Dataset records.
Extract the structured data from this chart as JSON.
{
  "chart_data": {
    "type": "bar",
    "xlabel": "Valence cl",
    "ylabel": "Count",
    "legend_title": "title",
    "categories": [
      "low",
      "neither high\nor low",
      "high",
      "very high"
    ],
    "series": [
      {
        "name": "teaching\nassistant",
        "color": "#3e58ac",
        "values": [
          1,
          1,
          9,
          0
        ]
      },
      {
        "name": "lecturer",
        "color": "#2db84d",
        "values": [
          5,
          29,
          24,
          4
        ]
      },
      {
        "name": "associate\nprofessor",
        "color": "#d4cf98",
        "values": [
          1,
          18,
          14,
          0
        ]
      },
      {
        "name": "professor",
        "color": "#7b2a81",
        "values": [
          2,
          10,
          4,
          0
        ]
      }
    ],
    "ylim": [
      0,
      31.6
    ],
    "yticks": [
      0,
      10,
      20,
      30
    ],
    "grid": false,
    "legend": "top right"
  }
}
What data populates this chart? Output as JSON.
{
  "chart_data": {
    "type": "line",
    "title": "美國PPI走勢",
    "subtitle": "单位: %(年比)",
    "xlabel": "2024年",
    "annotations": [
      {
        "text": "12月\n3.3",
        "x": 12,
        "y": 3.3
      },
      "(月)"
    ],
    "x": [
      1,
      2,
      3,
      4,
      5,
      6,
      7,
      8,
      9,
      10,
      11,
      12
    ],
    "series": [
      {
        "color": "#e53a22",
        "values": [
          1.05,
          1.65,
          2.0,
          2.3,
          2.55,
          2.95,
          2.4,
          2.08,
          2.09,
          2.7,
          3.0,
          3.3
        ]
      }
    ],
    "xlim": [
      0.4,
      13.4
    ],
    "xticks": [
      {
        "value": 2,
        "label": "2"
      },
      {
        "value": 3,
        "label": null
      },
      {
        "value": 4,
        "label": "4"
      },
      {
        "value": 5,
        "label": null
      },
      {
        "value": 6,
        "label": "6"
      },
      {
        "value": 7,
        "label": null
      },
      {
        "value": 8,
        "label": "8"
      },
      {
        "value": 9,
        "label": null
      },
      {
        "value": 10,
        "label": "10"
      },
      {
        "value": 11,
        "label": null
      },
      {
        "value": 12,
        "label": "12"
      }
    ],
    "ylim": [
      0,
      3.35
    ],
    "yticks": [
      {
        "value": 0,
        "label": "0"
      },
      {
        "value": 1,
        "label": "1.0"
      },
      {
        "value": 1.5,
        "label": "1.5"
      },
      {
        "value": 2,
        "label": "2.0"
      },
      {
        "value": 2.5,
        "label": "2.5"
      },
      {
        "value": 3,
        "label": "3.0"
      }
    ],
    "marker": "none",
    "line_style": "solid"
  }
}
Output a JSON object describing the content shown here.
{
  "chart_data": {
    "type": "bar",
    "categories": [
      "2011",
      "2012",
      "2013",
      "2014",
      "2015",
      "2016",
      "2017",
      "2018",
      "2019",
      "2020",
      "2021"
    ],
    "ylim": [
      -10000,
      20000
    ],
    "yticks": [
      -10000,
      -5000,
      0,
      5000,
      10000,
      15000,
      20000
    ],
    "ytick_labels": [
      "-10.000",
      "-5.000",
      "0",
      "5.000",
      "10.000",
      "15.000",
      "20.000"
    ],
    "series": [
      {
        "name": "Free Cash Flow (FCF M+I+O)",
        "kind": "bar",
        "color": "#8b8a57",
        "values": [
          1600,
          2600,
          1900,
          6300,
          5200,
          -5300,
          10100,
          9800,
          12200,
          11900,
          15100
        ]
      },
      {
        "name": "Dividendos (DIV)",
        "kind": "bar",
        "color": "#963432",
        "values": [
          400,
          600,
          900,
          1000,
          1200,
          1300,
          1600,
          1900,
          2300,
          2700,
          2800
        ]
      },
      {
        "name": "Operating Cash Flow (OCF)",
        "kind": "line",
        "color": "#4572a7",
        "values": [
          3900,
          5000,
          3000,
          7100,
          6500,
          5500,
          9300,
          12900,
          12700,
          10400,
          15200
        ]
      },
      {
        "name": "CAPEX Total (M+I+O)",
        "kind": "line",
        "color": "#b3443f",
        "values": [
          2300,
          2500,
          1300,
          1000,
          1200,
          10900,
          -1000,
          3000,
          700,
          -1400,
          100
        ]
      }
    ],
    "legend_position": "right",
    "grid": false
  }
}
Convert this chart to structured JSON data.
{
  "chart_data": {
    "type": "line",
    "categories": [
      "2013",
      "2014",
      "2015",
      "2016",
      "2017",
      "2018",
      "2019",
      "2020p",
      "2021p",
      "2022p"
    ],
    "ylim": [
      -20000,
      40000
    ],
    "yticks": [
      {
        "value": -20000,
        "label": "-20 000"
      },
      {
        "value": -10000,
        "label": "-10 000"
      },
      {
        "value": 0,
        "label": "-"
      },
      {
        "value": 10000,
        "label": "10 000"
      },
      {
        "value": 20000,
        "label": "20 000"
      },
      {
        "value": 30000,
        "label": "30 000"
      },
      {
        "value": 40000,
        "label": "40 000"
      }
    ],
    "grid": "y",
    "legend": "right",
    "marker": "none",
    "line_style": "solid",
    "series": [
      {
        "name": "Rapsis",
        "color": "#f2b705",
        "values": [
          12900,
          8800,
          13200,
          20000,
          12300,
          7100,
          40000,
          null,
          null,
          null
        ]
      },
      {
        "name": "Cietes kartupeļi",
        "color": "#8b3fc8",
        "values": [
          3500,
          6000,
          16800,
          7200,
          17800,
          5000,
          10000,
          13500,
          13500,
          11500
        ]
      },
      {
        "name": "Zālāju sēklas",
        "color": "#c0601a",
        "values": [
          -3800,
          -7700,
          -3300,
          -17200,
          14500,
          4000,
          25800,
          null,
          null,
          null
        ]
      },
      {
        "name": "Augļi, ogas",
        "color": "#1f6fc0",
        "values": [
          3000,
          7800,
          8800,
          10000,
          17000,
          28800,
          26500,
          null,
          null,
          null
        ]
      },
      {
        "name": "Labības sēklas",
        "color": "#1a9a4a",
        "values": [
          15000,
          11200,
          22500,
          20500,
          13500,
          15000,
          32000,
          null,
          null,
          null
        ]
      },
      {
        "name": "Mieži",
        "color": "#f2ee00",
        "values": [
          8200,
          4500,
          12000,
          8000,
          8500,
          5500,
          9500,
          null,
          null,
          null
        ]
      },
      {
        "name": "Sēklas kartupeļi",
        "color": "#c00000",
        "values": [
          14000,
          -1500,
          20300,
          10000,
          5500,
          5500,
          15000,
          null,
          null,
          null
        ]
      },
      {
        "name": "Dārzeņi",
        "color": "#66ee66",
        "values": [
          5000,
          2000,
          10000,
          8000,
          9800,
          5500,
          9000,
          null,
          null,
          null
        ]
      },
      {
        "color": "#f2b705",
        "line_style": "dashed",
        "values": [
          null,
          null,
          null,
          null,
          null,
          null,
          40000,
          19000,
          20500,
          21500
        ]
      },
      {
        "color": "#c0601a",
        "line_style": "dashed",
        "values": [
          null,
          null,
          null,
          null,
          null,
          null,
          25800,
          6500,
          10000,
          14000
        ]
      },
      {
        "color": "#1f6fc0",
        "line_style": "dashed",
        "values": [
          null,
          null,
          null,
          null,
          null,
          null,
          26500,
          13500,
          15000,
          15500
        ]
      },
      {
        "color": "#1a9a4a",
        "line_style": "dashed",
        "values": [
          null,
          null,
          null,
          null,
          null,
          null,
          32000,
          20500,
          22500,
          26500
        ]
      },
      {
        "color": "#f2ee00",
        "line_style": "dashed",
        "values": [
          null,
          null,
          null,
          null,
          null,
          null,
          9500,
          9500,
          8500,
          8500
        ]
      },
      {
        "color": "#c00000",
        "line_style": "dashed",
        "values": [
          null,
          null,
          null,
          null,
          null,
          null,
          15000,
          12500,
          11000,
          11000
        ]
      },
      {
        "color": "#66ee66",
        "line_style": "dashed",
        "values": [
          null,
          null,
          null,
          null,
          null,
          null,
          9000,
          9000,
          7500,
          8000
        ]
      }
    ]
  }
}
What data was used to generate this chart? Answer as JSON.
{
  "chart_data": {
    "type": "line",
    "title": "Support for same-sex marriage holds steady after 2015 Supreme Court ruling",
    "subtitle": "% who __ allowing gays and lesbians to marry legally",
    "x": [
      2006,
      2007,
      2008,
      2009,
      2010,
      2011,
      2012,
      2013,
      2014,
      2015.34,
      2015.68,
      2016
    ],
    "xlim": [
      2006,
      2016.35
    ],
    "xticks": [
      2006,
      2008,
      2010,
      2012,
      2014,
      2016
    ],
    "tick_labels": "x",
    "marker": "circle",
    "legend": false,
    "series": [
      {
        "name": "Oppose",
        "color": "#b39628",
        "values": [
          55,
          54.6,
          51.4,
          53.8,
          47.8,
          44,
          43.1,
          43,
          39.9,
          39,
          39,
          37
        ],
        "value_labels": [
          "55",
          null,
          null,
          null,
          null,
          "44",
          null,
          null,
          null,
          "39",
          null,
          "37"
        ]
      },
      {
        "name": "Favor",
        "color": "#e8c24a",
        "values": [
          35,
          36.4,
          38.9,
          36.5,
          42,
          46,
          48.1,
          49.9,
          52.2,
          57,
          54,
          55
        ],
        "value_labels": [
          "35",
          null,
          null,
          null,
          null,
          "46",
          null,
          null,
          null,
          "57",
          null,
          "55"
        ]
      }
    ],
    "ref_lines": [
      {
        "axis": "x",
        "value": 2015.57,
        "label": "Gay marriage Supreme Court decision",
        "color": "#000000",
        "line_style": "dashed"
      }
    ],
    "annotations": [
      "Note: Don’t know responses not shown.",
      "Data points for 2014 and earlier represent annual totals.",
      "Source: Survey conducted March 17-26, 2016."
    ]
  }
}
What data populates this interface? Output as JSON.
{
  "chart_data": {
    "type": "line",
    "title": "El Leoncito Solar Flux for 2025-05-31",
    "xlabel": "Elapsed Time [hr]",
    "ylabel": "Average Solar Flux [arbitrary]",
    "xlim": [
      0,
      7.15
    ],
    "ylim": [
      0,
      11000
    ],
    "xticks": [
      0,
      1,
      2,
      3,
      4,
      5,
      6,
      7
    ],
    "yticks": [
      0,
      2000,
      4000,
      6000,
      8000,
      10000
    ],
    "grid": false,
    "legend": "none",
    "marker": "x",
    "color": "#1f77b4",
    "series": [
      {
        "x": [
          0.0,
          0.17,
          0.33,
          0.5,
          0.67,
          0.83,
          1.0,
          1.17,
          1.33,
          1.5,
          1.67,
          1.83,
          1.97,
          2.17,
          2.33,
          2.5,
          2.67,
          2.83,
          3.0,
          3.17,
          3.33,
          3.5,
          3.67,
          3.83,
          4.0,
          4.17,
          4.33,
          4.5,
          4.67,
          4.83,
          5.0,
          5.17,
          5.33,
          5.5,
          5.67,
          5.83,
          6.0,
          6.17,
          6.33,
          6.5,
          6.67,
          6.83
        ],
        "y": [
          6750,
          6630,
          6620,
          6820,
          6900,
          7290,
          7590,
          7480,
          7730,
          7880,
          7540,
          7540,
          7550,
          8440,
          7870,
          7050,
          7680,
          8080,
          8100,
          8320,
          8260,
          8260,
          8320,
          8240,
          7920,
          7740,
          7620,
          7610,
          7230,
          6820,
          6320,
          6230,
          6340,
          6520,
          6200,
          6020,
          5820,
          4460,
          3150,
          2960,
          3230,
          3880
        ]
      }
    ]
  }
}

Problem to solve. Copy each line above that contains the string "Cash".

Task answer.
        "name": "Free Cash Flow (FCF M+I+O)",
        "name": "Operating Cash Flow (OCF)",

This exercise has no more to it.